* OBJECTIVE
Output every line of the material exactly, omitting images.

___

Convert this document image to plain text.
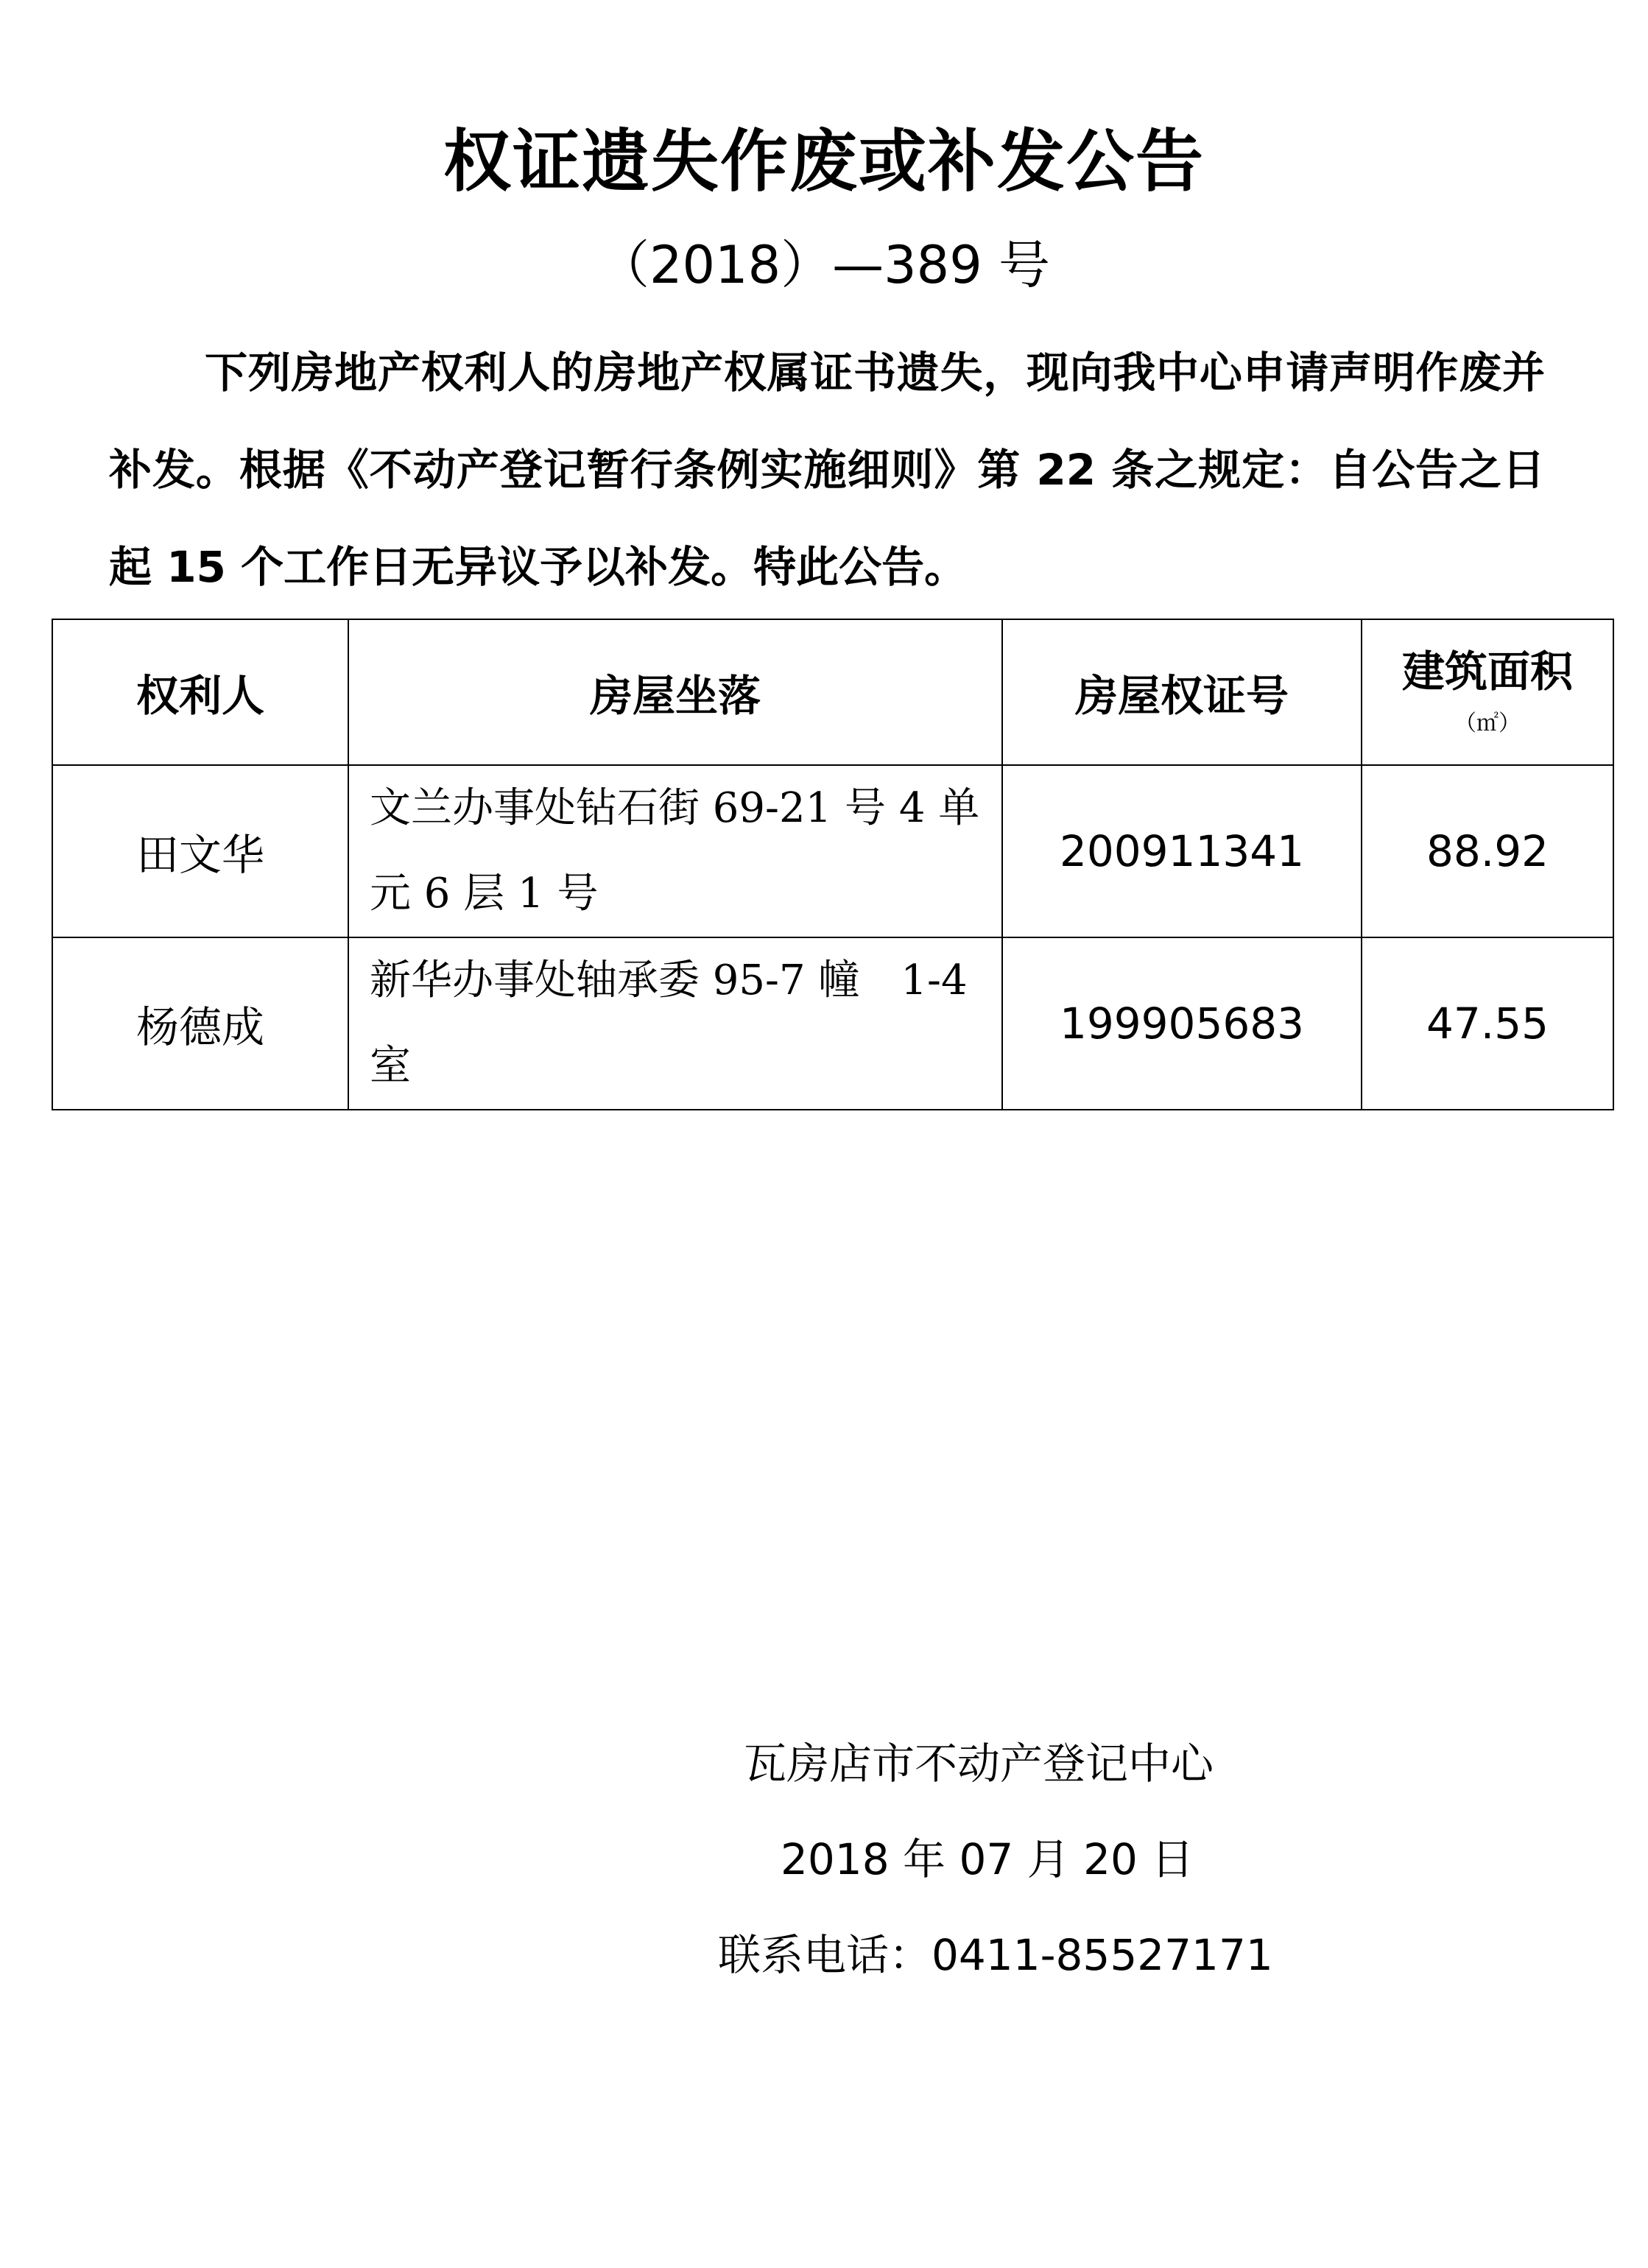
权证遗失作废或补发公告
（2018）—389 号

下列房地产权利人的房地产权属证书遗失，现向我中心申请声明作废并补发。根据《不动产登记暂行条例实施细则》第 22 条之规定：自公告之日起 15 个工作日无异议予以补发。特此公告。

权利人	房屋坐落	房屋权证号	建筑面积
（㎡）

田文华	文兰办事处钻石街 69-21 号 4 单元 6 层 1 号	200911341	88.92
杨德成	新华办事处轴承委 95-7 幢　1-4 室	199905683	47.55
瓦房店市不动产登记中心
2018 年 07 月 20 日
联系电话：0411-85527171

___

* CORRECT OUTPUT
Convert this document image to plain text.
权证遗失作废或补发公告
（2018）—389 号

下列房地产权利人的房地产权属证书遗失，现向我中心申请声明作废并补发。根据《不动产登记暂行条例实施细则》第 22 条之规定：自公告之日起 15 个工作日无异议予以补发。特此公告。

权利人	房屋坐落	房屋权证号	建筑面积
（㎡）

田文华	文兰办事处钻石街 69-21 号 4 单元 6 层 1 号	200911341	88.92
杨德成	新华办事处轴承委 95-7 幢　1-4 室	199905683	47.55
瓦房店市不动产登记中心
2018 年 07 月 20 日
联系电话：0411-85527171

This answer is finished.